STATED PROBLEM -
Extract every line below that contains the word "content".

STORED ROWS -
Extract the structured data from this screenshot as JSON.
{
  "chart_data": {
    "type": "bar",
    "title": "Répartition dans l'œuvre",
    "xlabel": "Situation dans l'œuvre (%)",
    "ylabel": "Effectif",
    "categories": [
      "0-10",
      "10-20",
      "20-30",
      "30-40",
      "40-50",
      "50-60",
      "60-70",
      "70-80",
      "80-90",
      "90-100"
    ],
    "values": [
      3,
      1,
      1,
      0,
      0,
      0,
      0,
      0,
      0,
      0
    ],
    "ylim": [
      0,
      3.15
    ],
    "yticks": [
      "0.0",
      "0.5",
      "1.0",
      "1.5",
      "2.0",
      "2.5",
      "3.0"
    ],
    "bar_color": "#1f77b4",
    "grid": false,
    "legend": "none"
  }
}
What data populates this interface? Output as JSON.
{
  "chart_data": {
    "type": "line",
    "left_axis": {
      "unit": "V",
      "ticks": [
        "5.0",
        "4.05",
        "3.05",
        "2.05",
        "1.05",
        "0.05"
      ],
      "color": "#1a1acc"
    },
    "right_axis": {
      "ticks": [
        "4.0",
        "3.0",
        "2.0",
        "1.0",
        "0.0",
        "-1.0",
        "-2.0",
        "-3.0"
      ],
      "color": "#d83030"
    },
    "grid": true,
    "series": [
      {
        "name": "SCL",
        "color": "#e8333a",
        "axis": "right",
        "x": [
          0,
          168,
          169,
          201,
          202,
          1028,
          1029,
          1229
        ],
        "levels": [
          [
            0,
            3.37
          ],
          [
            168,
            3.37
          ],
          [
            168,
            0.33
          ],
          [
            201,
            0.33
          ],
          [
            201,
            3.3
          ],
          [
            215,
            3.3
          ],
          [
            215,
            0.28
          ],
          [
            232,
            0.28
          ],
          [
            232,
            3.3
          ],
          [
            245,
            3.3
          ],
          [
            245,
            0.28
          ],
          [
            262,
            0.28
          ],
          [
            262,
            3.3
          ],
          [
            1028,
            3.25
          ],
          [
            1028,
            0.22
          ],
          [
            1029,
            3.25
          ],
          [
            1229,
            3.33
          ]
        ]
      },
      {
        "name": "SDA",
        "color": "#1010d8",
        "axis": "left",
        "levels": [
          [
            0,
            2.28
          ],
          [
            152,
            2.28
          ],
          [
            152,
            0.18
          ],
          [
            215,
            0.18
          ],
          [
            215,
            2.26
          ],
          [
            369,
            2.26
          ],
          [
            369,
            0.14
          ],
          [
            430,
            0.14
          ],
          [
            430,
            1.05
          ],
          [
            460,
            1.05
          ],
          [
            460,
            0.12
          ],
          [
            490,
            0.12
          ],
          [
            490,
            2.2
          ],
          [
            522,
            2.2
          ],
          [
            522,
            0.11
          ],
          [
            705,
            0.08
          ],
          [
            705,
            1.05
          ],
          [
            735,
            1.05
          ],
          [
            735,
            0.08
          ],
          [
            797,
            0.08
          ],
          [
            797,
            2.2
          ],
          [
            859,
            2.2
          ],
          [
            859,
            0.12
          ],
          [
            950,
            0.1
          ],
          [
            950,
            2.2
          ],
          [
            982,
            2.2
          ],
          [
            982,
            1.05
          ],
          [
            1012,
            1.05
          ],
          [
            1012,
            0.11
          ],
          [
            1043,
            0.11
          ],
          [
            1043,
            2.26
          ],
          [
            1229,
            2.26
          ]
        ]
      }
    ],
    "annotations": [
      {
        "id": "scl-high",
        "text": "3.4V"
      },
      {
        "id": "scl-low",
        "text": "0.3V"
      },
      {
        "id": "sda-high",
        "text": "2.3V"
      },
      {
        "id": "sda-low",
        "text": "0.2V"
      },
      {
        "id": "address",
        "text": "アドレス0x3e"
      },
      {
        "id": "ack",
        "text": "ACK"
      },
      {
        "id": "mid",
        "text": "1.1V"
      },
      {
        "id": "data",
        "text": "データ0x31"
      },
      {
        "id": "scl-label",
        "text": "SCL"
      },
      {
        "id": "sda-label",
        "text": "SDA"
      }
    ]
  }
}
==
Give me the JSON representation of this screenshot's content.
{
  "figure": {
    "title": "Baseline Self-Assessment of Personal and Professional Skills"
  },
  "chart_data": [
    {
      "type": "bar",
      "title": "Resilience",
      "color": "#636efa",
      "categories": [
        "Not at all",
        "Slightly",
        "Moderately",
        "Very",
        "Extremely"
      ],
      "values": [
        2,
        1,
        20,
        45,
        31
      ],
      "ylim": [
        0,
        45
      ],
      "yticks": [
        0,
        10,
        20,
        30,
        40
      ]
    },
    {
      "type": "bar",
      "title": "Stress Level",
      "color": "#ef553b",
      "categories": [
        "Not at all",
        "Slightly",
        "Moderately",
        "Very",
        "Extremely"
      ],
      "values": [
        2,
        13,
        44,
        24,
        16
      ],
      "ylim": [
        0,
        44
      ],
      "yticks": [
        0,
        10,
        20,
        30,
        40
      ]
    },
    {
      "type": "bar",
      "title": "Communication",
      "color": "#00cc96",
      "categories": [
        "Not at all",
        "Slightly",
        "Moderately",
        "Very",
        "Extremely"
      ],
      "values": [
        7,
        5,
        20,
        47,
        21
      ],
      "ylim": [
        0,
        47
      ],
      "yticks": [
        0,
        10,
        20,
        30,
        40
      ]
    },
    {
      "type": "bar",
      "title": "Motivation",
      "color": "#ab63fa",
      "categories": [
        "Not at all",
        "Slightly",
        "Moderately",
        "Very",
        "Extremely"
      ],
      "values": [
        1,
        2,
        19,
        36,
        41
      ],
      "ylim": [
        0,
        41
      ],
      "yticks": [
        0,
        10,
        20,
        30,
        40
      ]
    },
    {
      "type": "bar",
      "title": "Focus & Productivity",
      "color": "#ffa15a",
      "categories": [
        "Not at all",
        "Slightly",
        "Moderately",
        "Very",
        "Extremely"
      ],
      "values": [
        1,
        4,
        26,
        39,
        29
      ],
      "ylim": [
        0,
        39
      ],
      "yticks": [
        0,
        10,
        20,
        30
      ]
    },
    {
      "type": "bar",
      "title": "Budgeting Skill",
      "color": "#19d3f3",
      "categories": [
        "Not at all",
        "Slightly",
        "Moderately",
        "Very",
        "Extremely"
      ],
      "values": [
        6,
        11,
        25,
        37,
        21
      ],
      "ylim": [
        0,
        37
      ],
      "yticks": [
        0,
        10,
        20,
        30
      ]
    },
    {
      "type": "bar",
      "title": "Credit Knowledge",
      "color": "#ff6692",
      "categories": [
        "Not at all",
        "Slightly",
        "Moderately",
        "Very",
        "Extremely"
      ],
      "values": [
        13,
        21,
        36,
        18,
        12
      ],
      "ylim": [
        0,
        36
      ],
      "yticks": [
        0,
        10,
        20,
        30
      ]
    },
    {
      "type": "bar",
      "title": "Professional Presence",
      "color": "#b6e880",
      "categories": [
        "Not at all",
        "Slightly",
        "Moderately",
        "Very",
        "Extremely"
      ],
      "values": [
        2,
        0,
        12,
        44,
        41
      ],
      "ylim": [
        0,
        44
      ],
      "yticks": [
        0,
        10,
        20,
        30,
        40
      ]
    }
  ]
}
--
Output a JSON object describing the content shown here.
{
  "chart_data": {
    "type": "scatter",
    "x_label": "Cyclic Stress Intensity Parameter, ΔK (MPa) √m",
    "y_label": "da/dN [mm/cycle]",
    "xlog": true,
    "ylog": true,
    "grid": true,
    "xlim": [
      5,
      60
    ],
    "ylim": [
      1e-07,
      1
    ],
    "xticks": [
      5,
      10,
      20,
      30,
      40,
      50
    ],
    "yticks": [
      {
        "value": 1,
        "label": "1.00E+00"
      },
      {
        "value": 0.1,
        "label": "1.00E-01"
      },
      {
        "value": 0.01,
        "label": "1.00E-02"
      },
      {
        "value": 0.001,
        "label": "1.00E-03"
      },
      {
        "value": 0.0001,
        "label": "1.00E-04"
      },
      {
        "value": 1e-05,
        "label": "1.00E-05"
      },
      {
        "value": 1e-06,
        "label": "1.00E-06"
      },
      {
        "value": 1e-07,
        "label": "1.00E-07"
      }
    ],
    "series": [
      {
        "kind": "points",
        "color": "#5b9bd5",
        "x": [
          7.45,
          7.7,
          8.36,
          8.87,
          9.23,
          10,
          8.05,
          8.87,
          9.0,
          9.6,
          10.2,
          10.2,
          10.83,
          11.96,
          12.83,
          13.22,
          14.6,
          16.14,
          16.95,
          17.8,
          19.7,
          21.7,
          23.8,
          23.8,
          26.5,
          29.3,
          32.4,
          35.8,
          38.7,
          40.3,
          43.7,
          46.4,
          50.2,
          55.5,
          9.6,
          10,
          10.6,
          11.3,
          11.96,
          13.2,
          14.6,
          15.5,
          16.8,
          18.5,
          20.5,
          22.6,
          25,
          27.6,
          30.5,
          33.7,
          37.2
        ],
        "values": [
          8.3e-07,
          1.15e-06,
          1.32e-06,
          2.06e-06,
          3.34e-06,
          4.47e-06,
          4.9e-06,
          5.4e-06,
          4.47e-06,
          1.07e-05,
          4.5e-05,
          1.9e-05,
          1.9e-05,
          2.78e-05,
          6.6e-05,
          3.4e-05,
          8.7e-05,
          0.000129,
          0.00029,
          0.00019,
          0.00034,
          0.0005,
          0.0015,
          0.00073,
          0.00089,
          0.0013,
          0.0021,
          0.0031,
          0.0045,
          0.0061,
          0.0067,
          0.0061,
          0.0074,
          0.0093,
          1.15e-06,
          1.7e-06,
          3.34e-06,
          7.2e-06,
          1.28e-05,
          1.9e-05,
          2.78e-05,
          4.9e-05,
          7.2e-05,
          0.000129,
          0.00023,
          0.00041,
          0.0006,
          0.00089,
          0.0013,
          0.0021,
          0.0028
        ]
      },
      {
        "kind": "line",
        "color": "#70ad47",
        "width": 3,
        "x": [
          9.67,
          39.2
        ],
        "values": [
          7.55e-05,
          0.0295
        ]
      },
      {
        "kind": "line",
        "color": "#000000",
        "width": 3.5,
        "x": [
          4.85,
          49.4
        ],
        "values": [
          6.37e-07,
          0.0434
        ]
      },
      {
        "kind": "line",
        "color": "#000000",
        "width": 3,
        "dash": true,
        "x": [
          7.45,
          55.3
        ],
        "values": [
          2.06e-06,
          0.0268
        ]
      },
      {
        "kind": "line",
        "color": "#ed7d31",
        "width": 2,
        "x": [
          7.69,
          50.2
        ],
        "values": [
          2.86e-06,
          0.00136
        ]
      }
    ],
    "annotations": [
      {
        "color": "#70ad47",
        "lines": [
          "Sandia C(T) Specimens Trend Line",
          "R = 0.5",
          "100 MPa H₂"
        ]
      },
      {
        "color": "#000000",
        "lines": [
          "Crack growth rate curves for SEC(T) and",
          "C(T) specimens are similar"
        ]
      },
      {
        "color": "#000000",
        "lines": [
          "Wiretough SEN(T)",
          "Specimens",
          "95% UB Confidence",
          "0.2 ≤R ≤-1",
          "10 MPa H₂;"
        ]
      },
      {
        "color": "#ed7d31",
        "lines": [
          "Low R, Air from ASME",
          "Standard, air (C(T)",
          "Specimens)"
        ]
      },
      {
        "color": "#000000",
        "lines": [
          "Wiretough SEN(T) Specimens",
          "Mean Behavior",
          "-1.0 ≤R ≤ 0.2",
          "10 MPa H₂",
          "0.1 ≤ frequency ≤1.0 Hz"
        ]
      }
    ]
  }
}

FINISHED EXERCISE -
Give me the JSON representation of this screenshot's content.
Output a JSON object describing the content shown here.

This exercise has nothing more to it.